**Required work:** Print the entries below in their entirety, exactly as they are written.

-----

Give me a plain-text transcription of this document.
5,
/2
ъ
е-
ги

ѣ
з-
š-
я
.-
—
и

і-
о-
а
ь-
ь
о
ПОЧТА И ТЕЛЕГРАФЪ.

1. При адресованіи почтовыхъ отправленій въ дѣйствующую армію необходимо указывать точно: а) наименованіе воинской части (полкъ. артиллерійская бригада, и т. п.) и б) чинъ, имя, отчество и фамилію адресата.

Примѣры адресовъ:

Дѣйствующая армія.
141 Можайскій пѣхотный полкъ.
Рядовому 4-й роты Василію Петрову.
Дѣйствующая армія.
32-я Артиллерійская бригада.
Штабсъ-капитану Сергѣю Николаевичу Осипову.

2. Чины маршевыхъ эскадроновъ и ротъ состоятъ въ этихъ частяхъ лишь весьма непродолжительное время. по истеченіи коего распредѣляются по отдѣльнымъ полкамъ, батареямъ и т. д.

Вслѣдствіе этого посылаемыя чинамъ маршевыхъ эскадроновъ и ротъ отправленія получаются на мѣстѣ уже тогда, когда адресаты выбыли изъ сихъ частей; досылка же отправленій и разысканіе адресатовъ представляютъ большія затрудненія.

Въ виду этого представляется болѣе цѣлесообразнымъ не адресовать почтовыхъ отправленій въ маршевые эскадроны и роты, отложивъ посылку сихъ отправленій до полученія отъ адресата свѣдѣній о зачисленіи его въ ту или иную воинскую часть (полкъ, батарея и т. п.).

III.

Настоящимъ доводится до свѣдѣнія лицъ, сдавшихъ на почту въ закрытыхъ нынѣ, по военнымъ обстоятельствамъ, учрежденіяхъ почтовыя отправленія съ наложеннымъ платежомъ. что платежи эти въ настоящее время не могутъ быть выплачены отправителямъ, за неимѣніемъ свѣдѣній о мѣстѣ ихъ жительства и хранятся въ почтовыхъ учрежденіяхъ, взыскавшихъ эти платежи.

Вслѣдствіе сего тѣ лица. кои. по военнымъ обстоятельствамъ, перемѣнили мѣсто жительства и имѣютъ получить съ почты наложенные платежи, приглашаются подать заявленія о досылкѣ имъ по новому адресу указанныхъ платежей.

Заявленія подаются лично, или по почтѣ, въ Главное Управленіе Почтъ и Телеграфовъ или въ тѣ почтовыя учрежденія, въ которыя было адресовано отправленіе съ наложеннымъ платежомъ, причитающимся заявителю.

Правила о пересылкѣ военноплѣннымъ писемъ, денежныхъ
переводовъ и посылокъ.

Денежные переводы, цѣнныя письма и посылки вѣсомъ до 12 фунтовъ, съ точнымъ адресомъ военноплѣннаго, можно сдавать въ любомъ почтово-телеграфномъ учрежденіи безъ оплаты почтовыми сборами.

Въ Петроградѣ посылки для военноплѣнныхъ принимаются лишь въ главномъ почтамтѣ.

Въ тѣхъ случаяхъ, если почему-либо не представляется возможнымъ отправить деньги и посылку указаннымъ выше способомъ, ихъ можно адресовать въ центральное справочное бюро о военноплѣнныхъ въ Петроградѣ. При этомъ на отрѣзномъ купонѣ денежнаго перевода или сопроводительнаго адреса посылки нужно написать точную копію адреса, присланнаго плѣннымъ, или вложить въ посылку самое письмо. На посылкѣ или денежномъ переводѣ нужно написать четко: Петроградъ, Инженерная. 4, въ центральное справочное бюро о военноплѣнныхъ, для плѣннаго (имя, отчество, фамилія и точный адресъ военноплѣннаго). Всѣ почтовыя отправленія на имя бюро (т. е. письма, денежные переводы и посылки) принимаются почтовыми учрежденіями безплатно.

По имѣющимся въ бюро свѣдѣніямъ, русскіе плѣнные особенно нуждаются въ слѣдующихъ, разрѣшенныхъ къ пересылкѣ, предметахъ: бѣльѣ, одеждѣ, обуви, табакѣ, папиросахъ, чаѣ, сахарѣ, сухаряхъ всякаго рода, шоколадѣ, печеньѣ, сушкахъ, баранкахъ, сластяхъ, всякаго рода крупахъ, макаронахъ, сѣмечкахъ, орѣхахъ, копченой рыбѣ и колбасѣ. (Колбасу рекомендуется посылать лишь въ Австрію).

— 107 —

-----

**Solution to this exercise:**
Give me a plain-text transcription of this document.
5,
/2
ъ
е-
ги

ѣ
з-
š-
я
.-
—
и

і-
о-
а
ь-
ь
о
ПОЧТА И ТЕЛЕГРАФЪ.

1. При адресованіи почтовыхъ отправленій въ дѣйствующую армію необходимо указывать точно: а) наименованіе воинской части (полкъ. артиллерійская бригада, и т. п.) и б) чинъ, имя, отчество и фамилію адресата.

Примѣры адресовъ:

Дѣйствующая армія.
141 Можайскій пѣхотный полкъ.
Рядовому 4-й роты Василію Петрову.
Дѣйствующая армія.
32-я Артиллерійская бригада.
Штабсъ-капитану Сергѣю Николаевичу Осипову.

2. Чины маршевыхъ эскадроновъ и ротъ состоятъ въ этихъ частяхъ лишь весьма непродолжительное время. по истеченіи коего распредѣляются по отдѣльнымъ полкамъ, батареямъ и т. д.

Вслѣдствіе этого посылаемыя чинамъ маршевыхъ эскадроновъ и ротъ отправленія получаются на мѣстѣ уже тогда, когда адресаты выбыли изъ сихъ частей; досылка же отправленій и разысканіе адресатовъ представляютъ большія затрудненія.

Въ виду этого представляется болѣе цѣлесообразнымъ не адресовать почтовыхъ отправленій въ маршевые эскадроны и роты, отложивъ посылку сихъ отправленій до полученія отъ адресата свѣдѣній о зачисленіи его въ ту или иную воинскую часть (полкъ, батарея и т. п.).

III.

Настоящимъ доводится до свѣдѣнія лицъ, сдавшихъ на почту въ закрытыхъ нынѣ, по военнымъ обстоятельствамъ, учрежденіяхъ почтовыя отправленія съ наложеннымъ платежомъ. что платежи эти въ настоящее время не могутъ быть выплачены отправителямъ, за неимѣніемъ свѣдѣній о мѣстѣ ихъ жительства и хранятся въ почтовыхъ учрежденіяхъ, взыскавшихъ эти платежи.

Вслѣдствіе сего тѣ лица. кои. по военнымъ обстоятельствамъ, перемѣнили мѣсто жительства и имѣютъ получить съ почты наложенные платежи, приглашаются подать заявленія о досылкѣ имъ по новому адресу указанныхъ платежей.

Заявленія подаются лично, или по почтѣ, въ Главное Управленіе Почтъ и Телеграфовъ или въ тѣ почтовыя учрежденія, въ которыя было адресовано отправленіе съ наложеннымъ платежомъ, причитающимся заявителю.

Правила о пересылкѣ военноплѣннымъ писемъ, денежныхъ
переводовъ и посылокъ.

Денежные переводы, цѣнныя письма и посылки вѣсомъ до 12 фунтовъ, съ точнымъ адресомъ военноплѣннаго, можно сдавать въ любомъ почтово-телеграфномъ учрежденіи безъ оплаты почтовыми сборами.

Въ Петроградѣ посылки для военноплѣнныхъ принимаются лишь въ главномъ почтамтѣ.

Въ тѣхъ случаяхъ, если почему-либо не представляется возможнымъ отправить деньги и посылку указаннымъ выше способомъ, ихъ можно адресовать въ центральное справочное бюро о военноплѣнныхъ въ Петроградѣ. При этомъ на отрѣзномъ купонѣ денежнаго перевода или сопроводительнаго адреса посылки нужно написать точную копію адреса, присланнаго плѣннымъ, или вложить въ посылку самое письмо. На посылкѣ или денежномъ переводѣ нужно написать четко: Петроградъ, Инженерная. 4, въ центральное справочное бюро о военноплѣнныхъ, для плѣннаго (имя, отчество, фамилія и точный адресъ военноплѣннаго). Всѣ почтовыя отправленія на имя бюро (т. е. письма, денежные переводы и посылки) принимаются почтовыми учрежденіями безплатно.

По имѣющимся въ бюро свѣдѣніямъ, русскіе плѣнные особенно нуждаются въ слѣдующихъ, разрѣшенныхъ къ пересылкѣ, предметахъ: бѣльѣ, одеждѣ, обуви, табакѣ, папиросахъ, чаѣ, сахарѣ, сухаряхъ всякаго рода, шоколадѣ, печеньѣ, сушкахъ, баранкахъ, сластяхъ, всякаго рода крупахъ, макаронахъ, сѣмечкахъ, орѣхахъ, копченой рыбѣ и колбасѣ. (Колбасу рекомендуется посылать лишь въ Австрію).

— 107 —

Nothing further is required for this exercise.